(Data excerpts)
* Begin *

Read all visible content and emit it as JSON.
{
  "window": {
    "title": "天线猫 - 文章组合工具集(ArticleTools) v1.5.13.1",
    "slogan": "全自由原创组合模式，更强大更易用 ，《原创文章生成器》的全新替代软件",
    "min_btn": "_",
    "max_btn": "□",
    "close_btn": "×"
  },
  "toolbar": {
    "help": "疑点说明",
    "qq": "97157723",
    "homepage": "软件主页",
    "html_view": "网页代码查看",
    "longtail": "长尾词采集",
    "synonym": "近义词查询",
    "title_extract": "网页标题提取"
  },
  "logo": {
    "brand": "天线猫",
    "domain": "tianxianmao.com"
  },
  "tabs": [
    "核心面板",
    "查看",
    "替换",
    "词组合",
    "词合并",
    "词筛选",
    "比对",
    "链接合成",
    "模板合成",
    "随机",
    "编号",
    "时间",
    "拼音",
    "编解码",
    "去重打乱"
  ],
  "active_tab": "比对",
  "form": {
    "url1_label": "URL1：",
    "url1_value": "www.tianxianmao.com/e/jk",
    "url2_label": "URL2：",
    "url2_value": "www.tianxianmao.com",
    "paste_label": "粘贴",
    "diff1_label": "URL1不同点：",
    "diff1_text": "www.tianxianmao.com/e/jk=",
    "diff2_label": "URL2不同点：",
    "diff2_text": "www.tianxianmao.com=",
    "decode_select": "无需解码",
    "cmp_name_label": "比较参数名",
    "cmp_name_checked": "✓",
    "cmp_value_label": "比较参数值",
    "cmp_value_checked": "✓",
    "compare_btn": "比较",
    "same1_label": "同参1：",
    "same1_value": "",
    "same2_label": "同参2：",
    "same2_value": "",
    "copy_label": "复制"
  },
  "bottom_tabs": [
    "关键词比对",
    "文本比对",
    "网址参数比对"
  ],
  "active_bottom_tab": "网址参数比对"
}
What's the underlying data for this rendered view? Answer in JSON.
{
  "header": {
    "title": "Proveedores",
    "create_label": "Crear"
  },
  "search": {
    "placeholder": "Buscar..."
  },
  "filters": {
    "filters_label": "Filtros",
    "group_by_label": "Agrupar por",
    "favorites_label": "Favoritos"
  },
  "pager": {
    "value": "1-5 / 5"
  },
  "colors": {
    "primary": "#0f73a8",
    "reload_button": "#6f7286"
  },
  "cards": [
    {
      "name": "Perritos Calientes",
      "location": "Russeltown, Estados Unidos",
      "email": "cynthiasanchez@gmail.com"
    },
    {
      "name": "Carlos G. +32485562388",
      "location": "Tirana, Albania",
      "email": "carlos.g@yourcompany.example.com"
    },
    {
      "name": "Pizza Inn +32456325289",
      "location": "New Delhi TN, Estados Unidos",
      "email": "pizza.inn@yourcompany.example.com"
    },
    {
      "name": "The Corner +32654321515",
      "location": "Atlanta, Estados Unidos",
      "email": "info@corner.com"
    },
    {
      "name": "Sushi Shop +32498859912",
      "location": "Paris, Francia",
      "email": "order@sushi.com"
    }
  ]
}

* End *

Repeat each record exactly, leaving nothing out.

- Full response -
Read all visible content and emit it as JSON.
{
  "window": {
    "title": "天线猫 - 文章组合工具集(ArticleTools) v1.5.13.1",
    "slogan": "全自由原创组合模式，更强大更易用 ，《原创文章生成器》的全新替代软件",
    "min_btn": "_",
    "max_btn": "□",
    "close_btn": "×"
  },
  "toolbar": {
    "help": "疑点说明",
    "qq": "97157723",
    "homepage": "软件主页",
    "html_view": "网页代码查看",
    "longtail": "长尾词采集",
    "synonym": "近义词查询",
    "title_extract": "网页标题提取"
  },
  "logo": {
    "brand": "天线猫",
    "domain": "tianxianmao.com"
  },
  "tabs": [
    "核心面板",
    "查看",
    "替换",
    "词组合",
    "词合并",
    "词筛选",
    "比对",
    "链接合成",
    "模板合成",
    "随机",
    "编号",
    "时间",
    "拼音",
    "编解码",
    "去重打乱"
  ],
  "active_tab": "比对",
  "form": {
    "url1_label": "URL1：",
    "url1_value": "www.tianxianmao.com/e/jk",
    "url2_label": "URL2：",
    "url2_value": "www.tianxianmao.com",
    "paste_label": "粘贴",
    "diff1_label": "URL1不同点：",
    "diff1_text": "www.tianxianmao.com/e/jk=",
    "diff2_label": "URL2不同点：",
    "diff2_text": "www.tianxianmao.com=",
    "decode_select": "无需解码",
    "cmp_name_label": "比较参数名",
    "cmp_name_checked": "✓",
    "cmp_value_label": "比较参数值",
    "cmp_value_checked": "✓",
    "compare_btn": "比较",
    "same1_label": "同参1：",
    "same1_value": "",
    "same2_label": "同参2：",
    "same2_value": "",
    "copy_label": "复制"
  },
  "bottom_tabs": [
    "关键词比对",
    "文本比对",
    "网址参数比对"
  ],
  "active_bottom_tab": "网址参数比对"
}
What's the underlying data for this rendered view? Answer in JSON.
{
  "header": {
    "title": "Proveedores",
    "create_label": "Crear"
  },
  "search": {
    "placeholder": "Buscar..."
  },
  "filters": {
    "filters_label": "Filtros",
    "group_by_label": "Agrupar por",
    "favorites_label": "Favoritos"
  },
  "pager": {
    "value": "1-5 / 5"
  },
  "colors": {
    "primary": "#0f73a8",
    "reload_button": "#6f7286"
  },
  "cards": [
    {
      "name": "Perritos Calientes",
      "location": "Russeltown, Estados Unidos",
      "email": "cynthiasanchez@gmail.com"
    },
    {
      "name": "Carlos G. +32485562388",
      "location": "Tirana, Albania",
      "email": "carlos.g@yourcompany.example.com"
    },
    {
      "name": "Pizza Inn +32456325289",
      "location": "New Delhi TN, Estados Unidos",
      "email": "pizza.inn@yourcompany.example.com"
    },
    {
      "name": "The Corner +32654321515",
      "location": "Atlanta, Estados Unidos",
      "email": "info@corner.com"
    },
    {
      "name": "Sushi Shop +32498859912",
      "location": "Paris, Francia",
      "email": "order@sushi.com"
    }
  ]
}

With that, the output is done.